··· DATASET EXCERPTS ···

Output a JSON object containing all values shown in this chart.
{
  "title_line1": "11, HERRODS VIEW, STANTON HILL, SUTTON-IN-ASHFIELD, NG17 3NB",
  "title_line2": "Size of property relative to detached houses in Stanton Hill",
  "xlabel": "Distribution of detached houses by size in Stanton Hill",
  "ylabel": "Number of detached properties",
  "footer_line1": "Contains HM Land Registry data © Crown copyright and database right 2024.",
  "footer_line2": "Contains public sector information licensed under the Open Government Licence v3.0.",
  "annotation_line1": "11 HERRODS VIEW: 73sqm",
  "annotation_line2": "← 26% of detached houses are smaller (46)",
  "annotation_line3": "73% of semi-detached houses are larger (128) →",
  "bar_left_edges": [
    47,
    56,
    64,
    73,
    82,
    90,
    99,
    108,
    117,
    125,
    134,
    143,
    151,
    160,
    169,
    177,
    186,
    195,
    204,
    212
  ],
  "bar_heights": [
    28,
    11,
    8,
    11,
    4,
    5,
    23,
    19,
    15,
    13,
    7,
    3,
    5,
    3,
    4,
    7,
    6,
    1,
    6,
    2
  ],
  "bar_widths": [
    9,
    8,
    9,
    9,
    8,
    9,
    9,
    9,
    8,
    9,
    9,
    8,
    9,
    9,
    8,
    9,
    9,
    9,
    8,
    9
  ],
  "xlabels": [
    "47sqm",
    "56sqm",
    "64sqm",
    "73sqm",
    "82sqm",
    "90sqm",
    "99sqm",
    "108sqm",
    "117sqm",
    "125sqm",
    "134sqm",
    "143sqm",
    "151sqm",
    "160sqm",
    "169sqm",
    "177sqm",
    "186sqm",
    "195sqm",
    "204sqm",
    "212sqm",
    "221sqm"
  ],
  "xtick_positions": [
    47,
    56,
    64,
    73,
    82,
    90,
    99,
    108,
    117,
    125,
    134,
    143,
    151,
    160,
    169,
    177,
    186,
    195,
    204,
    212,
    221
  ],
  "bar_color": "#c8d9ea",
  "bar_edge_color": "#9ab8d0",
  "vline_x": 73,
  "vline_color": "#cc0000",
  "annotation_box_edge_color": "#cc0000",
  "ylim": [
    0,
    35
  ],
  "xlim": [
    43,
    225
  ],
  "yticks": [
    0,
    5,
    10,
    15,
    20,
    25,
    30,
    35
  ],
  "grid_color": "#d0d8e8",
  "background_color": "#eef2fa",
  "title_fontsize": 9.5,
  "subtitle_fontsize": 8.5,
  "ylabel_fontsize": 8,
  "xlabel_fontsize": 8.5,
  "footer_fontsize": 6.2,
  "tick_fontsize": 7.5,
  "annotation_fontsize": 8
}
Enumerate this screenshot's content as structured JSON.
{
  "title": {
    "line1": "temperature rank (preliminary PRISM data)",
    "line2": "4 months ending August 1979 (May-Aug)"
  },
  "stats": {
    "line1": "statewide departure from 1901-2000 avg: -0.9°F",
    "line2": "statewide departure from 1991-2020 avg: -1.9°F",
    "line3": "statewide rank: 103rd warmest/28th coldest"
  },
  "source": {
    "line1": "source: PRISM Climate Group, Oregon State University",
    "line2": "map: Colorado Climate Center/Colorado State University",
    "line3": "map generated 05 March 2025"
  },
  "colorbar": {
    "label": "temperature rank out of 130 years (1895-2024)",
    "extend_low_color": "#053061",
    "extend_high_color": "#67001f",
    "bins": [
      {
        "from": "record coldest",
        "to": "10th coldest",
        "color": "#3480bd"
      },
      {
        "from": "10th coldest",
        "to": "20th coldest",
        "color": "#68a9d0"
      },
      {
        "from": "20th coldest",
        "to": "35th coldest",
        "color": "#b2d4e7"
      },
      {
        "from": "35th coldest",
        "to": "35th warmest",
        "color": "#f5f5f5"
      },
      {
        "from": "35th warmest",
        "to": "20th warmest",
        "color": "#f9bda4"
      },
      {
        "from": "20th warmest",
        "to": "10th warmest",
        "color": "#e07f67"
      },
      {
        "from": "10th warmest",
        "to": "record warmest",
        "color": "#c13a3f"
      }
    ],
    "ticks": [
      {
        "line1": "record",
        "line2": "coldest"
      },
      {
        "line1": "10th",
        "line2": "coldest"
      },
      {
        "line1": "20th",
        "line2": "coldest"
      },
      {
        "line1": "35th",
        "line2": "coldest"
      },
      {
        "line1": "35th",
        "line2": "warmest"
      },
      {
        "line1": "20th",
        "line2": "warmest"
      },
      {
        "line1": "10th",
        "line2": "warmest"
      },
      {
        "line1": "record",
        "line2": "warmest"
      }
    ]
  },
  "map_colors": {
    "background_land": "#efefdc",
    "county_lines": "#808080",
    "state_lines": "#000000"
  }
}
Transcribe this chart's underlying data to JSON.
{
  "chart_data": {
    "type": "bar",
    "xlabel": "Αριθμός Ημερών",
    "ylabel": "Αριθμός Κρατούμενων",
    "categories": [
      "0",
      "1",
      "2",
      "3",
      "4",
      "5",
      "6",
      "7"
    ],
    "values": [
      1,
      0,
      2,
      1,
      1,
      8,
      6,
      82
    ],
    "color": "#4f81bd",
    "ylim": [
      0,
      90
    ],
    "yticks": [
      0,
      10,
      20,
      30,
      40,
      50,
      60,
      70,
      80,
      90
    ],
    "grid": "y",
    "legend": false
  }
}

···

> **GOAL**:
Copy out each line exactly as written.

> **ANSWER TO THIS EXERCISE**:
Output a JSON object containing all values shown in this chart.
{
  "title_line1": "11, HERRODS VIEW, STANTON HILL, SUTTON-IN-ASHFIELD, NG17 3NB",
  "title_line2": "Size of property relative to detached houses in Stanton Hill",
  "xlabel": "Distribution of detached houses by size in Stanton Hill",
  "ylabel": "Number of detached properties",
  "footer_line1": "Contains HM Land Registry data © Crown copyright and database right 2024.",
  "footer_line2": "Contains public sector information licensed under the Open Government Licence v3.0.",
  "annotation_line1": "11 HERRODS VIEW: 73sqm",
  "annotation_line2": "← 26% of detached houses are smaller (46)",
  "annotation_line3": "73% of semi-detached houses are larger (128) →",
  "bar_left_edges": [
    47,
    56,
    64,
    73,
    82,
    90,
    99,
    108,
    117,
    125,
    134,
    143,
    151,
    160,
    169,
    177,
    186,
    195,
    204,
    212
  ],
  "bar_heights": [
    28,
    11,
    8,
    11,
    4,
    5,
    23,
    19,
    15,
    13,
    7,
    3,
    5,
    3,
    4,
    7,
    6,
    1,
    6,
    2
  ],
  "bar_widths": [
    9,
    8,
    9,
    9,
    8,
    9,
    9,
    9,
    8,
    9,
    9,
    8,
    9,
    9,
    8,
    9,
    9,
    9,
    8,
    9
  ],
  "xlabels": [
    "47sqm",
    "56sqm",
    "64sqm",
    "73sqm",
    "82sqm",
    "90sqm",
    "99sqm",
    "108sqm",
    "117sqm",
    "125sqm",
    "134sqm",
    "143sqm",
    "151sqm",
    "160sqm",
    "169sqm",
    "177sqm",
    "186sqm",
    "195sqm",
    "204sqm",
    "212sqm",
    "221sqm"
  ],
  "xtick_positions": [
    47,
    56,
    64,
    73,
    82,
    90,
    99,
    108,
    117,
    125,
    134,
    143,
    151,
    160,
    169,
    177,
    186,
    195,
    204,
    212,
    221
  ],
  "bar_color": "#c8d9ea",
  "bar_edge_color": "#9ab8d0",
  "vline_x": 73,
  "vline_color": "#cc0000",
  "annotation_box_edge_color": "#cc0000",
  "ylim": [
    0,
    35
  ],
  "xlim": [
    43,
    225
  ],
  "yticks": [
    0,
    5,
    10,
    15,
    20,
    25,
    30,
    35
  ],
  "grid_color": "#d0d8e8",
  "background_color": "#eef2fa",
  "title_fontsize": 9.5,
  "subtitle_fontsize": 8.5,
  "ylabel_fontsize": 8,
  "xlabel_fontsize": 8.5,
  "footer_fontsize": 6.2,
  "tick_fontsize": 7.5,
  "annotation_fontsize": 8
}
Enumerate this screenshot's content as structured JSON.
{
  "title": {
    "line1": "temperature rank (preliminary PRISM data)",
    "line2": "4 months ending August 1979 (May-Aug)"
  },
  "stats": {
    "line1": "statewide departure from 1901-2000 avg: -0.9°F",
    "line2": "statewide departure from 1991-2020 avg: -1.9°F",
    "line3": "statewide rank: 103rd warmest/28th coldest"
  },
  "source": {
    "line1": "source: PRISM Climate Group, Oregon State University",
    "line2": "map: Colorado Climate Center/Colorado State University",
    "line3": "map generated 05 March 2025"
  },
  "colorbar": {
    "label": "temperature rank out of 130 years (1895-2024)",
    "extend_low_color": "#053061",
    "extend_high_color": "#67001f",
    "bins": [
      {
        "from": "record coldest",
        "to": "10th coldest",
        "color": "#3480bd"
      },
      {
        "from": "10th coldest",
        "to": "20th coldest",
        "color": "#68a9d0"
      },
      {
        "from": "20th coldest",
        "to": "35th coldest",
        "color": "#b2d4e7"
      },
      {
        "from": "35th coldest",
        "to": "35th warmest",
        "color": "#f5f5f5"
      },
      {
        "from": "35th warmest",
        "to": "20th warmest",
        "color": "#f9bda4"
      },
      {
        "from": "20th warmest",
        "to": "10th warmest",
        "color": "#e07f67"
      },
      {
        "from": "10th warmest",
        "to": "record warmest",
        "color": "#c13a3f"
      }
    ],
    "ticks": [
      {
        "line1": "record",
        "line2": "coldest"
      },
      {
        "line1": "10th",
        "line2": "coldest"
      },
      {
        "line1": "20th",
        "line2": "coldest"
      },
      {
        "line1": "35th",
        "line2": "coldest"
      },
      {
        "line1": "35th",
        "line2": "warmest"
      },
      {
        "line1": "20th",
        "line2": "warmest"
      },
      {
        "line1": "10th",
        "line2": "warmest"
      },
      {
        "line1": "record",
        "line2": "warmest"
      }
    ]
  },
  "map_colors": {
    "background_land": "#efefdc",
    "county_lines": "#808080",
    "state_lines": "#000000"
  }
}
Transcribe this chart's underlying data to JSON.
{
  "chart_data": {
    "type": "bar",
    "xlabel": "Αριθμός Ημερών",
    "ylabel": "Αριθμός Κρατούμενων",
    "categories": [
      "0",
      "1",
      "2",
      "3",
      "4",
      "5",
      "6",
      "7"
    ],
    "values": [
      1,
      0,
      2,
      1,
      1,
      8,
      6,
      82
    ],
    "color": "#4f81bd",
    "ylim": [
      0,
      90
    ],
    "yticks": [
      0,
      10,
      20,
      30,
      40,
      50,
      60,
      70,
      80,
      90
    ],
    "grid": "y",
    "legend": false
  }
}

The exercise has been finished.